Short problem: Quote the whole listing word for word. Do not include the pictures.

--- begin ---

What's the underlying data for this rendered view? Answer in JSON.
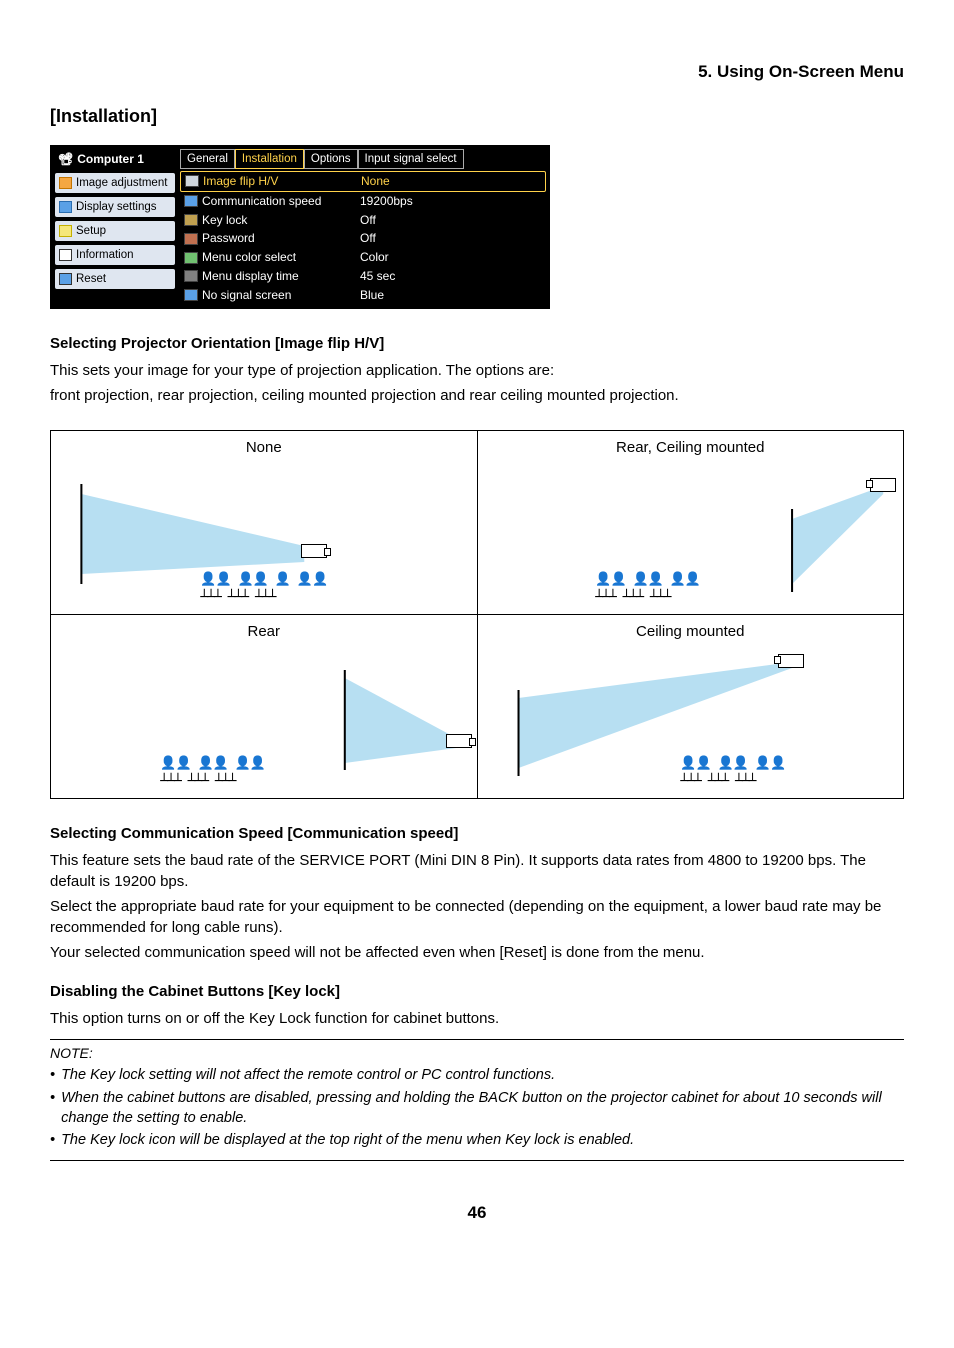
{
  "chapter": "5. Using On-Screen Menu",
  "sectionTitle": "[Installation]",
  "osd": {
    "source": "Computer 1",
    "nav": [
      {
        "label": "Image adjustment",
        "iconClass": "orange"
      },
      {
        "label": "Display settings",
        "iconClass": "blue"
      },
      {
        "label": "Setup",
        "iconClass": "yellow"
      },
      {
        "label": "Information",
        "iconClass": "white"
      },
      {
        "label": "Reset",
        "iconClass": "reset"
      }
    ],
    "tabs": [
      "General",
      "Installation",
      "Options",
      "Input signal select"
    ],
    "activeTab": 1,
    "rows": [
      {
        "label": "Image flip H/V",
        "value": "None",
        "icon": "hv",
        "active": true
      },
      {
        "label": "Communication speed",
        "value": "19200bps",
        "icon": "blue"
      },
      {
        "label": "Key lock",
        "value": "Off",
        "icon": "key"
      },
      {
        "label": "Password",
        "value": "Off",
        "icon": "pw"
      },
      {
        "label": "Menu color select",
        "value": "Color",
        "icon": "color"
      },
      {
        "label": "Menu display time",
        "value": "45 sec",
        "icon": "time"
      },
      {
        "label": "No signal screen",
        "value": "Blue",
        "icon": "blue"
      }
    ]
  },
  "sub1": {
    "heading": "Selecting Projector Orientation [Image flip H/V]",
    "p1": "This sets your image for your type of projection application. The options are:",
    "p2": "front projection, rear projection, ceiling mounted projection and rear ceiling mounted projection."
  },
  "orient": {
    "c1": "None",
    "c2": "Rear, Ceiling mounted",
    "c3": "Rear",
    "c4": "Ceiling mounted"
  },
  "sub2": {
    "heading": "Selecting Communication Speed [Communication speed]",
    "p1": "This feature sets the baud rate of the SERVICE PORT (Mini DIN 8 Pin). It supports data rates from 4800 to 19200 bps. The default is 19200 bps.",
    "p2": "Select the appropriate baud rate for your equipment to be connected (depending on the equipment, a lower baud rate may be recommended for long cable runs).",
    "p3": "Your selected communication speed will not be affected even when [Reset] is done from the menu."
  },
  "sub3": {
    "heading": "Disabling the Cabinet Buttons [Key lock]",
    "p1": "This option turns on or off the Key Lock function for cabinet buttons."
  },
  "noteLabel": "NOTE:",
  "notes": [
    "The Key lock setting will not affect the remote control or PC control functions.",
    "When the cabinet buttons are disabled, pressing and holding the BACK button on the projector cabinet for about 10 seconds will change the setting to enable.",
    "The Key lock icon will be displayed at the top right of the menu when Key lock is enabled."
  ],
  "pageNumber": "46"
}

--- end ---

Finished task:
What's the underlying data for this rendered view? Answer in JSON.
{
  "chapter": "5. Using On-Screen Menu",
  "sectionTitle": "[Installation]",
  "osd": {
    "source": "Computer 1",
    "nav": [
      {
        "label": "Image adjustment",
        "iconClass": "orange"
      },
      {
        "label": "Display settings",
        "iconClass": "blue"
      },
      {
        "label": "Setup",
        "iconClass": "yellow"
      },
      {
        "label": "Information",
        "iconClass": "white"
      },
      {
        "label": "Reset",
        "iconClass": "reset"
      }
    ],
    "tabs": [
      "General",
      "Installation",
      "Options",
      "Input signal select"
    ],
    "activeTab": 1,
    "rows": [
      {
        "label": "Image flip H/V",
        "value": "None",
        "icon": "hv",
        "active": true
      },
      {
        "label": "Communication speed",
        "value": "19200bps",
        "icon": "blue"
      },
      {
        "label": "Key lock",
        "value": "Off",
        "icon": "key"
      },
      {
        "label": "Password",
        "value": "Off",
        "icon": "pw"
      },
      {
        "label": "Menu color select",
        "value": "Color",
        "icon": "color"
      },
      {
        "label": "Menu display time",
        "value": "45 sec",
        "icon": "time"
      },
      {
        "label": "No signal screen",
        "value": "Blue",
        "icon": "blue"
      }
    ]
  },
  "sub1": {
    "heading": "Selecting Projector Orientation [Image flip H/V]",
    "p1": "This sets your image for your type of projection application. The options are:",
    "p2": "front projection, rear projection, ceiling mounted projection and rear ceiling mounted projection."
  },
  "orient": {
    "c1": "None",
    "c2": "Rear, Ceiling mounted",
    "c3": "Rear",
    "c4": "Ceiling mounted"
  },
  "sub2": {
    "heading": "Selecting Communication Speed [Communication speed]",
    "p1": "This feature sets the baud rate of the SERVICE PORT (Mini DIN 8 Pin). It supports data rates from 4800 to 19200 bps. The default is 19200 bps.",
    "p2": "Select the appropriate baud rate for your equipment to be connected (depending on the equipment, a lower baud rate may be recommended for long cable runs).",
    "p3": "Your selected communication speed will not be affected even when [Reset] is done from the menu."
  },
  "sub3": {
    "heading": "Disabling the Cabinet Buttons [Key lock]",
    "p1": "This option turns on or off the Key Lock function for cabinet buttons."
  },
  "noteLabel": "NOTE:",
  "notes": [
    "The Key lock setting will not affect the remote control or PC control functions.",
    "When the cabinet buttons are disabled, pressing and holding the BACK button on the projector cabinet for about 10 seconds will change the setting to enable.",
    "The Key lock icon will be displayed at the top right of the menu when Key lock is enabled."
  ],
  "pageNumber": "46"
}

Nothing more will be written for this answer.